WHAT TO PRODUCE: From the entries below, please gather each line containing the string "left".

Start of INPUT FOR THIS TASK

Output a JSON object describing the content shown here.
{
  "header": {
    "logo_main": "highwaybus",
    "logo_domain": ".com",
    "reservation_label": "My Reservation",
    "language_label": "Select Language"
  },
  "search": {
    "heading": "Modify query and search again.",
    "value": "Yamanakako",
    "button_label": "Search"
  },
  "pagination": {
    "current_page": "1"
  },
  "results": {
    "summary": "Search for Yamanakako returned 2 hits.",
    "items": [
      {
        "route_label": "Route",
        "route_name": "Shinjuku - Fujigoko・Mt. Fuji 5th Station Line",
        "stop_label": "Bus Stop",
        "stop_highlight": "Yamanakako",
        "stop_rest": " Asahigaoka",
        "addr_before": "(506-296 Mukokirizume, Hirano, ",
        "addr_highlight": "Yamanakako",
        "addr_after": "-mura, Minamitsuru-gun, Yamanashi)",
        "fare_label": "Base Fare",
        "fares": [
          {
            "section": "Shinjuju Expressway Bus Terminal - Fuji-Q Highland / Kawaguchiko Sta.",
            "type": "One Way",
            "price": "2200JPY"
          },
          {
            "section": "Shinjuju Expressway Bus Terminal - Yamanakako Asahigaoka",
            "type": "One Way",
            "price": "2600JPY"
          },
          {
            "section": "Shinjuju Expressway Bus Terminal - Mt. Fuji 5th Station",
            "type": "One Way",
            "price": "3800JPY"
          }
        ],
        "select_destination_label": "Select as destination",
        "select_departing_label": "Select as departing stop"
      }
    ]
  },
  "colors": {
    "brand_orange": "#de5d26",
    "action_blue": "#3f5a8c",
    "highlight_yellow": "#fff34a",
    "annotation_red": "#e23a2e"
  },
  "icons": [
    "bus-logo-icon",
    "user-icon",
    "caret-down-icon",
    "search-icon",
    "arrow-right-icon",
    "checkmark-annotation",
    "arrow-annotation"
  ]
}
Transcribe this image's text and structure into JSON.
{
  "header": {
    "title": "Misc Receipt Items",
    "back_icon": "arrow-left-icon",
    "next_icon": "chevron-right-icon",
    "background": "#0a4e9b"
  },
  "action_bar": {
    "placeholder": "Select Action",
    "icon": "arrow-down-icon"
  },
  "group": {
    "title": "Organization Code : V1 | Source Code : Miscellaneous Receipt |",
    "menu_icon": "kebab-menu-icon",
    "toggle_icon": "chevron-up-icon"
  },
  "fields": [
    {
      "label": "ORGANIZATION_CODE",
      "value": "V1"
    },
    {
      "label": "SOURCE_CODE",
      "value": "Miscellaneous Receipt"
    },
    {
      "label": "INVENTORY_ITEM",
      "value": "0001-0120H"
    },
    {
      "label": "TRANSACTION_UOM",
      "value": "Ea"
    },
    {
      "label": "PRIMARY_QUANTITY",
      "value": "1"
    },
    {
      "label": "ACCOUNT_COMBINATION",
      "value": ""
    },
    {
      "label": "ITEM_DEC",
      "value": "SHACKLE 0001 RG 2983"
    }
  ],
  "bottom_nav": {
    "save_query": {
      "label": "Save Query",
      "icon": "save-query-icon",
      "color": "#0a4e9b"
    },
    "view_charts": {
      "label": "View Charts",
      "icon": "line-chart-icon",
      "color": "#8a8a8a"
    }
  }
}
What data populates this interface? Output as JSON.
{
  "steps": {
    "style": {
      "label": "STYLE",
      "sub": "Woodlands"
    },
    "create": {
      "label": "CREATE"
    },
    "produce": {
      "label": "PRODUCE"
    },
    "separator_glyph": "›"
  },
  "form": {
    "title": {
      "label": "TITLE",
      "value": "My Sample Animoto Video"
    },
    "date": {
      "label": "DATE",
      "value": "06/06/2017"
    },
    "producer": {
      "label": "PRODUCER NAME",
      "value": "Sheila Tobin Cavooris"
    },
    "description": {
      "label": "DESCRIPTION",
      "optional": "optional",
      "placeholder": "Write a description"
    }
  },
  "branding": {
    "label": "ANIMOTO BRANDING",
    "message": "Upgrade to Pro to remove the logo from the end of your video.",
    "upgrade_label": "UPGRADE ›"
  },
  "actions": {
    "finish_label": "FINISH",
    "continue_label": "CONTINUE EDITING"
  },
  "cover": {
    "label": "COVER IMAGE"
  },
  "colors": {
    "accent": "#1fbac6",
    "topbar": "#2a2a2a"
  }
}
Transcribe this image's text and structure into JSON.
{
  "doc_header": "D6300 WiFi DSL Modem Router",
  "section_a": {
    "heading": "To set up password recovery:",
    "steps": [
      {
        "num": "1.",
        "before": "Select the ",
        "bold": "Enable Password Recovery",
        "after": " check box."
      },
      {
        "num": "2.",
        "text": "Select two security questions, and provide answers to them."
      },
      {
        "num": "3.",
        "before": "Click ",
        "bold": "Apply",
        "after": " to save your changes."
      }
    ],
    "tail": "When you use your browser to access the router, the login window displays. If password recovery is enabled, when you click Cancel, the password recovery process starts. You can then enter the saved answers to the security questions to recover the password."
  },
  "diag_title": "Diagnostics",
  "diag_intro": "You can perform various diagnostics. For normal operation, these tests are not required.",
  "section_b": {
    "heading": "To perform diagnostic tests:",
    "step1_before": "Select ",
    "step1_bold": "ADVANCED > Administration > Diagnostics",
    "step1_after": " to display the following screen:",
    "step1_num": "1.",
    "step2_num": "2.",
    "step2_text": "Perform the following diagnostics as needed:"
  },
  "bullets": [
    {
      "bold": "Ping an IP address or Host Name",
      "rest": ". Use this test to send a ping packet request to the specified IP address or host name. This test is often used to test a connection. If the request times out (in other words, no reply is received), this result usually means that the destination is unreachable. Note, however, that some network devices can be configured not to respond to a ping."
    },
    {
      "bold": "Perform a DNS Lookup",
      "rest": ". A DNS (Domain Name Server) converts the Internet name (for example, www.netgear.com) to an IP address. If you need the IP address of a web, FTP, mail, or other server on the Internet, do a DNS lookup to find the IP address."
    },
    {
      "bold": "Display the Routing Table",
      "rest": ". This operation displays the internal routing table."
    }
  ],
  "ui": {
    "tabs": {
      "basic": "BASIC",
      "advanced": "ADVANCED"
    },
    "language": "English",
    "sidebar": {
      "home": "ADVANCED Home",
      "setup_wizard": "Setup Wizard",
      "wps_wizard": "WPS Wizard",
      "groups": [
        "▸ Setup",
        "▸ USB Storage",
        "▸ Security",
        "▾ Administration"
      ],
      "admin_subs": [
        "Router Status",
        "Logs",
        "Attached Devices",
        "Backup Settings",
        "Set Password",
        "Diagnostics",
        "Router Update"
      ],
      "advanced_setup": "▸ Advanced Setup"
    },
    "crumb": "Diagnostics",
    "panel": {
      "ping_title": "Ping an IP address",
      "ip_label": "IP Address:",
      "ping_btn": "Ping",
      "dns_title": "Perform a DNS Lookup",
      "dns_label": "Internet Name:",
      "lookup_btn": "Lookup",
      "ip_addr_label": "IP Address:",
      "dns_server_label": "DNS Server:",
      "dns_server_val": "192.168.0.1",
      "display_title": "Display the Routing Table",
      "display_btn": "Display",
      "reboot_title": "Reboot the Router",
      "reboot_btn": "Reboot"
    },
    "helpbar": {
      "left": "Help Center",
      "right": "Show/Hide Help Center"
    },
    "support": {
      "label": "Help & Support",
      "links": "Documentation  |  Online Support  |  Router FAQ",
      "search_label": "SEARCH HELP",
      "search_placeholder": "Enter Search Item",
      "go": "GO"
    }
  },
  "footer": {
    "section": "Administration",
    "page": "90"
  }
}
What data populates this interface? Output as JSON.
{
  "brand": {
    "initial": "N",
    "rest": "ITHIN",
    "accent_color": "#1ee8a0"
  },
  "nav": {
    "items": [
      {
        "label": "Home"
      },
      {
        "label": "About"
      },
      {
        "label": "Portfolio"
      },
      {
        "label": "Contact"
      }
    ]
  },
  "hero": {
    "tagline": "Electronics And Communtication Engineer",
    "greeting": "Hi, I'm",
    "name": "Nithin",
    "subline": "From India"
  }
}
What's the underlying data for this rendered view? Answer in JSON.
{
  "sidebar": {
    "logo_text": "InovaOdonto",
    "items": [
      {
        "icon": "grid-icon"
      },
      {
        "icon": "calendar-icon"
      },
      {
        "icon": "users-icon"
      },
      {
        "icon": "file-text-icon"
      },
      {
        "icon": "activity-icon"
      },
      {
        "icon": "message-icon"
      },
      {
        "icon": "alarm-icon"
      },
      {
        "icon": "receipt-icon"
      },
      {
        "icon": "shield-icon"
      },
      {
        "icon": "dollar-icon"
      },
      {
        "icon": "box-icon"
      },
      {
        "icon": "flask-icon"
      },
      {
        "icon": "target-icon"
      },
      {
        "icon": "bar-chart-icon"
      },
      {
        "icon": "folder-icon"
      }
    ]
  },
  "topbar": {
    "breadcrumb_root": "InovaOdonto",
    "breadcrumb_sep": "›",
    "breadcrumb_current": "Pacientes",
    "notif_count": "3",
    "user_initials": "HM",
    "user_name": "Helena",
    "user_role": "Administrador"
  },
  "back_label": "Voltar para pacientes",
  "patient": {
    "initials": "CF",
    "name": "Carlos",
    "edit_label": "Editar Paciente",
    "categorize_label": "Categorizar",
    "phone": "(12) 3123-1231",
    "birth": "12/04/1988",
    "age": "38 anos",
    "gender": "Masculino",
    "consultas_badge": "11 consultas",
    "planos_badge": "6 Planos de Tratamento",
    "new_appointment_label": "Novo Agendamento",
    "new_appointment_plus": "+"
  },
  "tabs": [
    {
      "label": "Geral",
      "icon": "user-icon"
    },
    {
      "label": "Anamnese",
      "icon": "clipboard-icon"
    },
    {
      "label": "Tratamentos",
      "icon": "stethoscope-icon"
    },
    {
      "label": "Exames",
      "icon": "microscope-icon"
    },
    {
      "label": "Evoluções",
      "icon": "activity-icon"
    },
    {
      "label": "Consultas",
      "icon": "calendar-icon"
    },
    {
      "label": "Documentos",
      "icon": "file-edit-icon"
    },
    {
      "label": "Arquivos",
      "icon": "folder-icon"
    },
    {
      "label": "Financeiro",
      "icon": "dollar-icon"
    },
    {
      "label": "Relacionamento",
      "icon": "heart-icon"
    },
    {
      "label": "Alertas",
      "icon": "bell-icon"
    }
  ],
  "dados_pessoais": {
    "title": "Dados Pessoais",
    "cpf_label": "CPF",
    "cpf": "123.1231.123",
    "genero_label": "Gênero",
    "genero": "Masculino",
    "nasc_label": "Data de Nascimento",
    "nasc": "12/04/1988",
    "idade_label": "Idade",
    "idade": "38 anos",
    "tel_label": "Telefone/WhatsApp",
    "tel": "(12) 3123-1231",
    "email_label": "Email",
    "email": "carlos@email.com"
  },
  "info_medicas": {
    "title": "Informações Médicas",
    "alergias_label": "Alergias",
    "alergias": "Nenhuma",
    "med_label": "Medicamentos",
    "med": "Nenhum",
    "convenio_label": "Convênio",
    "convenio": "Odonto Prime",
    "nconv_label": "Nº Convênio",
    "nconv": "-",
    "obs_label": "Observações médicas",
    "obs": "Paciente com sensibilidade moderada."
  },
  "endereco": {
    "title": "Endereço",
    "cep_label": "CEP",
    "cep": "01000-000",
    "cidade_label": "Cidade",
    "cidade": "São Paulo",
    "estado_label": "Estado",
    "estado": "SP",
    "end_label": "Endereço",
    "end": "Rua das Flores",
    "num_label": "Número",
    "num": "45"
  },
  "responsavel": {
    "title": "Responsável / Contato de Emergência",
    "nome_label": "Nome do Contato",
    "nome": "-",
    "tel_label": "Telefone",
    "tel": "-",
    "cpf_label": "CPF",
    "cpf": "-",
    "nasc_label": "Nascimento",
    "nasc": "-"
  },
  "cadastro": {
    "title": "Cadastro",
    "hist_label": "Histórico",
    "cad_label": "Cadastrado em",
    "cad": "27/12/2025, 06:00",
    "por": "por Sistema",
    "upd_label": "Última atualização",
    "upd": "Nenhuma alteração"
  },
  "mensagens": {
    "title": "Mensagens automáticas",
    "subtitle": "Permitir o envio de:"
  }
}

End of INPUT FOR THIS TASK

EXERCISE OUTPUT:
    "back_icon": "arrow-left-icon",
      "left": "Help Center",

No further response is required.